*Directive*: Copy out all lines of the records in which the word "name" appears.

*Data provided*:
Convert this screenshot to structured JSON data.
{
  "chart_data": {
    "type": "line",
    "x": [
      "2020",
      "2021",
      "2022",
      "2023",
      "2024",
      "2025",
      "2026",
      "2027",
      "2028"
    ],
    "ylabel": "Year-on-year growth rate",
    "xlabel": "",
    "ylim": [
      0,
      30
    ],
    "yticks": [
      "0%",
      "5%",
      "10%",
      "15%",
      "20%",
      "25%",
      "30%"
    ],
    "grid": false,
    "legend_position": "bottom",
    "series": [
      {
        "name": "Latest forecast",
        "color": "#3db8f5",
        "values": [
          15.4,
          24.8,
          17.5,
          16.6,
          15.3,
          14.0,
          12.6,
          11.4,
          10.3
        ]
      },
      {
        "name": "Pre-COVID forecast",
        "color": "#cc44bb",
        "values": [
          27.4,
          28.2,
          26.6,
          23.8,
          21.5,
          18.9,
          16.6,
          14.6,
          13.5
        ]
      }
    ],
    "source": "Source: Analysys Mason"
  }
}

*Written solution*:
        "name": "Latest forecast",
        "name": "Pre-COVID forecast",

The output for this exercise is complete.